Task details:
Change "lockup clutch" to "lock-up clutch" in everything from the line containing "Patent image size: (842, 1378)." down to the line containing "In FIG. 2, the length", and write out those lines again with nothing else altered.

===== Stored rows =====

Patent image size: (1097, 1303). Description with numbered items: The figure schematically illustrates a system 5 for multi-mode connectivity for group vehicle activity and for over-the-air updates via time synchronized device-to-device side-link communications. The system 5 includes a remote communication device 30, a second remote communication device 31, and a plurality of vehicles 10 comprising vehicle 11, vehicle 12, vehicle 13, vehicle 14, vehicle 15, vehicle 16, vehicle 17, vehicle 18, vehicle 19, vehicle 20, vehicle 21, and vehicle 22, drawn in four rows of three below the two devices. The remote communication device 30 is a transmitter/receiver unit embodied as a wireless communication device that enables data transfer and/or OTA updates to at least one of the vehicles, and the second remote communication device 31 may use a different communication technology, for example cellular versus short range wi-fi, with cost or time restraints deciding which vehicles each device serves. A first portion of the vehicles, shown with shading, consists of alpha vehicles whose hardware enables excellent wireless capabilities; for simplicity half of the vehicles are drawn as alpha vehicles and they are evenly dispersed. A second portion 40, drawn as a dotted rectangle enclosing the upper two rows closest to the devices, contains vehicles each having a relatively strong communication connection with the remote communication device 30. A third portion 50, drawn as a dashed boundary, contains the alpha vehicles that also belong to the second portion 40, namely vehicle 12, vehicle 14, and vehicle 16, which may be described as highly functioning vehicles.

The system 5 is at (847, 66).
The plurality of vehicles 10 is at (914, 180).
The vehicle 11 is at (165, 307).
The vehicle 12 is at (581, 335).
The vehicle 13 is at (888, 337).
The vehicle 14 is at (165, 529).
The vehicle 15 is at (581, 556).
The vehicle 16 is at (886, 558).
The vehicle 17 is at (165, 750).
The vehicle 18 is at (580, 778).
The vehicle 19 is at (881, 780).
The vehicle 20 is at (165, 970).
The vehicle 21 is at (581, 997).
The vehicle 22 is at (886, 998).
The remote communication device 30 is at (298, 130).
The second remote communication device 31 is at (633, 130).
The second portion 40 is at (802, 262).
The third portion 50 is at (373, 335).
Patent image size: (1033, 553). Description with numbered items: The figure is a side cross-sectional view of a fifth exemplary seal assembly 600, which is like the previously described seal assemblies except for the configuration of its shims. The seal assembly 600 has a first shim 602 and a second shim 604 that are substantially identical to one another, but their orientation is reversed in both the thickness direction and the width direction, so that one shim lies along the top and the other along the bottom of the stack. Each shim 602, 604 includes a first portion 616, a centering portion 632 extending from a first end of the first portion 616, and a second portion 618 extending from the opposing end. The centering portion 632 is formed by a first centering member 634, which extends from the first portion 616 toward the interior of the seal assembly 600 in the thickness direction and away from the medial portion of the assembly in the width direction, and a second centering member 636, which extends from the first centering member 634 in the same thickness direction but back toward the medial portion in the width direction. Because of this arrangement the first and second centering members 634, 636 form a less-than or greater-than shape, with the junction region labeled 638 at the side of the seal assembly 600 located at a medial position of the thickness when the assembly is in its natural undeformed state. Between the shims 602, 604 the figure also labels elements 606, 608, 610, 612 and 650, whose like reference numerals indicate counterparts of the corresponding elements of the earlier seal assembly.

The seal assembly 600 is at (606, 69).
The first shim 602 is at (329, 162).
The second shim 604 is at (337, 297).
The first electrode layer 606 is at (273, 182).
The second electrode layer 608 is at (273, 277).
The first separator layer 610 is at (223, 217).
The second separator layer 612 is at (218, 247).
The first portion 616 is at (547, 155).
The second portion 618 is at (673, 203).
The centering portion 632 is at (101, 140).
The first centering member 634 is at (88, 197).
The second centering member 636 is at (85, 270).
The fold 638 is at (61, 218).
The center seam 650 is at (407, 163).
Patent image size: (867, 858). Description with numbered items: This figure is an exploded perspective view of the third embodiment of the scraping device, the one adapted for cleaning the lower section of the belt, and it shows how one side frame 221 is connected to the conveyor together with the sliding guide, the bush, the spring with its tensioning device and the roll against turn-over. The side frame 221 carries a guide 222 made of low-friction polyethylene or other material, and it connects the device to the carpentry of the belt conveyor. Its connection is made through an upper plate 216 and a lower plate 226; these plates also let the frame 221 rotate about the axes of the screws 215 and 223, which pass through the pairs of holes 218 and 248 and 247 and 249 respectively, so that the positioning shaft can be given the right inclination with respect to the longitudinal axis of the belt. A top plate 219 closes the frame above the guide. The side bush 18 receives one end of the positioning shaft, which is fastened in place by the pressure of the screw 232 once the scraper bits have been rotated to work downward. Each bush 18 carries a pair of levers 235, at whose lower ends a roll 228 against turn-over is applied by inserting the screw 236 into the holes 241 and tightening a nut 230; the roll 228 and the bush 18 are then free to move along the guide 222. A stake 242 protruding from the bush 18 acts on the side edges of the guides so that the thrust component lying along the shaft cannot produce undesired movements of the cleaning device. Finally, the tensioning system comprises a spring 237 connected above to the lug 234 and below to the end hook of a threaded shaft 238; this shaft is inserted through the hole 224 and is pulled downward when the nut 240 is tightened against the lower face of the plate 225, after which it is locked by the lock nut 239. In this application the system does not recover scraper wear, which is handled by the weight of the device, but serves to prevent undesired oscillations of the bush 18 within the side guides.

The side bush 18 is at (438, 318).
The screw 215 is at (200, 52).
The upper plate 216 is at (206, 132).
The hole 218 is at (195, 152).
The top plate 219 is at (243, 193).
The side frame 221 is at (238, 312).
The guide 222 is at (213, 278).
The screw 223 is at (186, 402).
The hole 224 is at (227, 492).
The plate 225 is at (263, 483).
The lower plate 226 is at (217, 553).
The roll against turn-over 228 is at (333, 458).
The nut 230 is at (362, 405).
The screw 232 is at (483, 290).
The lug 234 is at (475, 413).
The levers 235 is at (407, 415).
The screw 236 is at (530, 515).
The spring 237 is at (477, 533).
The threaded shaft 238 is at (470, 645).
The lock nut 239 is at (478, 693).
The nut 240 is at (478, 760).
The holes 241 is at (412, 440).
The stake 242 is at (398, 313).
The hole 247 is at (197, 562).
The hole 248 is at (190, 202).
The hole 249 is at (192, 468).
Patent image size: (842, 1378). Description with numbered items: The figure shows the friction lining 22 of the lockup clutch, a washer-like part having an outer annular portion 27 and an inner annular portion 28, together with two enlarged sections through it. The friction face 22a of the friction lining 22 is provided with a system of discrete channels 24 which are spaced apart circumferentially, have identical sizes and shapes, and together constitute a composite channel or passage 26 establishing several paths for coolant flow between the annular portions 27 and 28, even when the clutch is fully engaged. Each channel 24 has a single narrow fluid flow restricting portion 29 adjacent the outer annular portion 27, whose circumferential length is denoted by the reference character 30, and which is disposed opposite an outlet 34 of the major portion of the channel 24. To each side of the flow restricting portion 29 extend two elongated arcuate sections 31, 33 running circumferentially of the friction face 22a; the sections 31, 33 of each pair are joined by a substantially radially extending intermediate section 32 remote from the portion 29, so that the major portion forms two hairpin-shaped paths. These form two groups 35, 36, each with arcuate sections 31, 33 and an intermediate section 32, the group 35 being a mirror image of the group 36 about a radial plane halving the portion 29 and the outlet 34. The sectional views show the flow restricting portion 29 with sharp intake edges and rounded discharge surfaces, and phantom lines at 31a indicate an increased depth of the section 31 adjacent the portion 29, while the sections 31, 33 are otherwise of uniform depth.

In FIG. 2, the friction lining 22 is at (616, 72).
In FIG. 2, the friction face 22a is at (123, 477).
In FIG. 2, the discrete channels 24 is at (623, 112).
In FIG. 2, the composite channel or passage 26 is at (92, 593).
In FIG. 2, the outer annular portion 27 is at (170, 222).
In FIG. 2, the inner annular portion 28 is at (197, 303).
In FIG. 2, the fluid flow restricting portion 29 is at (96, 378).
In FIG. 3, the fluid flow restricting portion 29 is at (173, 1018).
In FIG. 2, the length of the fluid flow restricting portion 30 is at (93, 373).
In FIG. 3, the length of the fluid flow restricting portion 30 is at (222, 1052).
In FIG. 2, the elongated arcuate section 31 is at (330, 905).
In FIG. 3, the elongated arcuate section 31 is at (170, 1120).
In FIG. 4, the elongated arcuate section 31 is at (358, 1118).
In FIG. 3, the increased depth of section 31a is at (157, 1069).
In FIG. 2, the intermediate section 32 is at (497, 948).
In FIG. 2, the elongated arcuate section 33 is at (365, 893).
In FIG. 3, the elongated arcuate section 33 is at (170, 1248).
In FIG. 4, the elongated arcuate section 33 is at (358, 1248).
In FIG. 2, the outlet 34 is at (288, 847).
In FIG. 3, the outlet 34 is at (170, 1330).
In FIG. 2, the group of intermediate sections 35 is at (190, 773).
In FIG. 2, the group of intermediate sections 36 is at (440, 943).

=====

Result of the task:
Patent image size: (842, 1378). Description with numbered items: The figure shows the friction lining 22 of the lock-up clutch, a washer-like part having an outer annular portion 27 and an inner annular portion 28, together with two enlarged sections through it. The friction face 22a of the friction lining 22 is provided with a system of discrete channels 24 which are spaced apart circumferentially, have identical sizes and shapes, and together constitute a composite channel or passage 26 establishing several paths for coolant flow between the annular portions 27 and 28, even when the clutch is fully engaged. Each channel 24 has a single narrow fluid flow restricting portion 29 adjacent the outer annular portion 27, whose circumferential length is denoted by the reference character 30, and which is disposed opposite an outlet 34 of the major portion of the channel 24. To each side of the flow restricting portion 29 extend two elongated arcuate sections 31, 33 running circumferentially of the friction face 22a; the sections 31, 33 of each pair are joined by a substantially radially extending intermediate section 32 remote from the portion 29, so that the major portion forms two hairpin-shaped paths. These form two groups 35, 36, each with arcuate sections 31, 33 and an intermediate section 32, the group 35 being a mirror image of the group 36 about a radial plane halving the portion 29 and the outlet 34. The sectional views show the flow restricting portion 29 with sharp intake edges and rounded discharge surfaces, and phantom lines at 31a indicate an increased depth of the section 31 adjacent the portion 29, while the sections 31, 33 are otherwise of uniform depth.

In FIG. 2, the friction lining 22 is at (616, 72).
In FIG. 2, the friction face 22a is at (123, 477).
In FIG. 2, the discrete channels 24 is at (623, 112).
In FIG. 2, the composite channel or passage 26 is at (92, 593).
In FIG. 2, the outer annular portion 27 is at (170, 222).
In FIG. 2, the inner annular portion 28 is at (197, 303).
In FIG. 2, the fluid flow restricting portion 29 is at (96, 378).
In FIG. 3, the fluid flow restricting portion 29 is at (173, 1018).
In FIG. 2, the length of the fluid flow restricting portion 30 is at (93, 373).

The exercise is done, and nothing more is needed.